- _Do this_
Would you transcribe all of the data exactly, down to the last character?

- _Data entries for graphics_
......
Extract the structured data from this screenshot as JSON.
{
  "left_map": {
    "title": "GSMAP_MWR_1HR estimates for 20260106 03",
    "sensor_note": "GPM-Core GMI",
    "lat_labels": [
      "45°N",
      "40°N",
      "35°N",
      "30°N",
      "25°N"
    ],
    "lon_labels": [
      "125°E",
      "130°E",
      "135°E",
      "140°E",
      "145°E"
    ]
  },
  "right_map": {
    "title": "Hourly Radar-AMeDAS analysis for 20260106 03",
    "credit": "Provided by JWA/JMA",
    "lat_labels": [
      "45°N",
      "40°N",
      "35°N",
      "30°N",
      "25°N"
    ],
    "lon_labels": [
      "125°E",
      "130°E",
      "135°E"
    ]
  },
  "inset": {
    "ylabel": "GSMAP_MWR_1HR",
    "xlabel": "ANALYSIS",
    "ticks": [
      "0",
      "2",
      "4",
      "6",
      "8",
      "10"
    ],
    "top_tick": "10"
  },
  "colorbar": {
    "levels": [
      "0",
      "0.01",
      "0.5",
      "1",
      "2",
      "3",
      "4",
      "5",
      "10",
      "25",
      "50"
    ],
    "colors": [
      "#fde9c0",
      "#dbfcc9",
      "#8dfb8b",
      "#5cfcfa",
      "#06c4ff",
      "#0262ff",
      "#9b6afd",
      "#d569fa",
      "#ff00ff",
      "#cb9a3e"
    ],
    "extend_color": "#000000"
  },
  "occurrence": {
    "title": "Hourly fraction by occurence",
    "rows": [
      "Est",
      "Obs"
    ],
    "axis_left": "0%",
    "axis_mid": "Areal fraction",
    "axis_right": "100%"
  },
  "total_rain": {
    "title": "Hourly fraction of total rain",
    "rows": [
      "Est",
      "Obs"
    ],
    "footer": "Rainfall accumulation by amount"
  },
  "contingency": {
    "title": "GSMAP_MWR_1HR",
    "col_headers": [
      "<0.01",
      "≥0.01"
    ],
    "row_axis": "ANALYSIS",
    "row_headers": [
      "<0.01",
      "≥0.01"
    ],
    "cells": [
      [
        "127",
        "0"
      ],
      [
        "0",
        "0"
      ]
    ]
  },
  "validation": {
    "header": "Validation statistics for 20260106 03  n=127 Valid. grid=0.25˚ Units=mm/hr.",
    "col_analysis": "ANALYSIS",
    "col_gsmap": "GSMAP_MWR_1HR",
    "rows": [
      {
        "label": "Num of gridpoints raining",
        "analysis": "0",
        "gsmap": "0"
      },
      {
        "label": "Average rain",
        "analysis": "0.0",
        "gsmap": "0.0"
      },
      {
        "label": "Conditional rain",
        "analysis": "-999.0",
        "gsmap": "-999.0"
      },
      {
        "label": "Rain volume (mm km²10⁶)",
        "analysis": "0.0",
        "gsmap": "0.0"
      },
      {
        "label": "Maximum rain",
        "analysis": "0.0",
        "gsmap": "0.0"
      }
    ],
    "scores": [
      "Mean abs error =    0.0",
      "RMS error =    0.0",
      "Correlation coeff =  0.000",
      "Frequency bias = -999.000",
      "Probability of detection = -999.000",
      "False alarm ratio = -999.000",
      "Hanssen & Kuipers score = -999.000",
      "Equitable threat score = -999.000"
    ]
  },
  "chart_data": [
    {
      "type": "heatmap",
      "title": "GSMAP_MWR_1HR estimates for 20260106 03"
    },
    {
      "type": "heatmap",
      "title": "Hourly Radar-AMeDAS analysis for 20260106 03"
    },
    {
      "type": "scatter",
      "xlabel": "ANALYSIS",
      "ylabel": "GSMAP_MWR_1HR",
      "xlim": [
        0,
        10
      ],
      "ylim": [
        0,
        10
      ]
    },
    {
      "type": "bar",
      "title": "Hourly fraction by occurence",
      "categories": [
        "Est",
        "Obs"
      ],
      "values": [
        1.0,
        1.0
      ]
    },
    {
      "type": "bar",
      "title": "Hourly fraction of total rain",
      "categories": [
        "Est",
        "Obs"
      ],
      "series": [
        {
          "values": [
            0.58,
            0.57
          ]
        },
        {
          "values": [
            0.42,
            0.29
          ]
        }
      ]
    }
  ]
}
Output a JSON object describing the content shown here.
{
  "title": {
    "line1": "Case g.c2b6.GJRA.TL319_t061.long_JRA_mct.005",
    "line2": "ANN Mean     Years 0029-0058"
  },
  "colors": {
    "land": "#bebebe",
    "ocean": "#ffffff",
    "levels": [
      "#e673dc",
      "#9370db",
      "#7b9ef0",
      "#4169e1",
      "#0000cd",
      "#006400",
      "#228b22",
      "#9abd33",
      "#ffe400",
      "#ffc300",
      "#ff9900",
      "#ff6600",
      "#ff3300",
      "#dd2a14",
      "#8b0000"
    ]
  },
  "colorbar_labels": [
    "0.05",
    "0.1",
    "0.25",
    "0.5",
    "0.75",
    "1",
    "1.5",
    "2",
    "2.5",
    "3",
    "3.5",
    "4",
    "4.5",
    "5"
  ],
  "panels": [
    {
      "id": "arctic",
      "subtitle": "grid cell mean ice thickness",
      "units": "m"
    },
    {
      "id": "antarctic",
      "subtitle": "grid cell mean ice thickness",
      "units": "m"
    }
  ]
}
......
- _Output of the exercise_
Extract the structured data from this screenshot as JSON.
{
  "left_map": {
    "title": "GSMAP_MWR_1HR estimates for 20260106 03",
    "sensor_note": "GPM-Core GMI",
    "lat_labels": [
      "45°N",
      "40°N",
      "35°N",
      "30°N",
      "25°N"
    ],
    "lon_labels": [
      "125°E",
      "130°E",
      "135°E",
      "140°E",
      "145°E"
    ]
  },
  "right_map": {
    "title": "Hourly Radar-AMeDAS analysis for 20260106 03",
    "credit": "Provided by JWA/JMA",
    "lat_labels": [
      "45°N",
      "40°N",
      "35°N",
      "30°N",
      "25°N"
    ],
    "lon_labels": [
      "125°E",
      "130°E",
      "135°E"
    ]
  },
  "inset": {
    "ylabel": "GSMAP_MWR_1HR",
    "xlabel": "ANALYSIS",
    "ticks": [
      "0",
      "2",
      "4",
      "6",
      "8",
      "10"
    ],
    "top_tick": "10"
  },
  "colorbar": {
    "levels": [
      "0",
      "0.01",
      "0.5",
      "1",
      "2",
      "3",
      "4",
      "5",
      "10",
      "25",
      "50"
    ],
    "colors": [
      "#fde9c0",
      "#dbfcc9",
      "#8dfb8b",
      "#5cfcfa",
      "#06c4ff",
      "#0262ff",
      "#9b6afd",
      "#d569fa",
      "#ff00ff",
      "#cb9a3e"
    ],
    "extend_color": "#000000"
  },
  "occurrence": {
    "title": "Hourly fraction by occurence",
    "rows": [
      "Est",
      "Obs"
    ],
    "axis_left": "0%",
    "axis_mid": "Areal fraction",
    "axis_right": "100%"
  },
  "total_rain": {
    "title": "Hourly fraction of total rain",
    "rows": [
      "Est",
      "Obs"
    ],
    "footer": "Rainfall accumulation by amount"
  },
  "contingency": {
    "title": "GSMAP_MWR_1HR",
    "col_headers": [
      "<0.01",
      "≥0.01"
    ],
    "row_axis": "ANALYSIS",
    "row_headers": [
      "<0.01",
      "≥0.01"
    ],
    "cells": [
      [
        "127",
        "0"
      ],
      [
        "0",
        "0"
      ]
    ]
  },
  "validation": {
    "header": "Validation statistics for 20260106 03  n=127 Valid. grid=0.25˚ Units=mm/hr.",
    "col_analysis": "ANALYSIS",
    "col_gsmap": "GSMAP_MWR_1HR",
    "rows": [
      {
        "label": "Num of gridpoints raining",
        "analysis": "0",
        "gsmap": "0"
      },
      {
        "label": "Average rain",
        "analysis": "0.0",
        "gsmap": "0.0"
      },
      {
        "label": "Conditional rain",
        "analysis": "-999.0",
        "gsmap": "-999.0"
      },
      {
        "label": "Rain volume (mm km²10⁶)",
        "analysis": "0.0",
        "gsmap": "0.0"
      },
      {
        "label": "Maximum rain",
        "analysis": "0.0",
        "gsmap": "0.0"
      }
    ],
    "scores": [
      "Mean abs error =    0.0",
      "RMS error =    0.0",
      "Correlation coeff =  0.000",
      "Frequency bias = -999.000",
      "Probability of detection = -999.000",
      "False alarm ratio = -999.000",
      "Hanssen & Kuipers score = -999.000",
      "Equitable threat score = -999.000"
    ]
  },
  "chart_data": [
    {
      "type": "heatmap",
      "title": "GSMAP_MWR_1HR estimates for 20260106 03"
    },
    {
      "type": "heatmap",
      "title": "Hourly Radar-AMeDAS analysis for 20260106 03"
    },
    {
      "type": "scatter",
      "xlabel": "ANALYSIS",
      "ylabel": "GSMAP_MWR_1HR",
      "xlim": [
        0,
        10
      ],
      "ylim": [
        0,
        10
      ]
    },
    {
      "type": "bar",
      "title": "Hourly fraction by occurence",
      "categories": [
        "Est",
        "Obs"
      ],
      "values": [
        1.0,
        1.0
      ]
    },
    {
      "type": "bar",
      "title": "Hourly fraction of total rain",
      "categories": [
        "Est",
        "Obs"
      ],
      "series": [
        {
          "values": [
            0.58,
            0.57
          ]
        },
        {
          "values": [
            0.42,
            0.29
          ]
        }
      ]
    }
  ]
}
Output a JSON object describing the content shown here.
{
  "title": {
    "line1": "Case g.c2b6.GJRA.TL319_t061.long_JRA_mct.005",
    "line2": "ANN Mean     Years 0029-0058"
  },
  "colors": {
    "land": "#bebebe",
    "ocean": "#ffffff",
    "levels": [
      "#e673dc",
      "#9370db",
      "#7b9ef0",
      "#4169e1",
      "#0000cd",
      "#006400",
      "#228b22",
      "#9abd33",
      "#ffe400",
      "#ffc300",
      "#ff9900",
      "#ff6600",
      "#ff3300",
      "#dd2a14",
      "#8b0000"
    ]
  },
  "colorbar_labels": [
    "0.05",
    "0.1",
    "0.25",
    "0.5",
    "0.75",
    "1",
    "1.5",
    "2",
    "2.5",
    "3",
    "3.5",
    "4",
    "4.5",
    "5"
  ],
  "panels": [
    {
      "id": "arctic",
      "subtitle": "grid cell mean ice thickness",
      "units": "m"
    },
    {
      "id": "antarctic",
      "subtitle": "grid cell mean ice thickness",
      "units": "m"
    }
  ]
}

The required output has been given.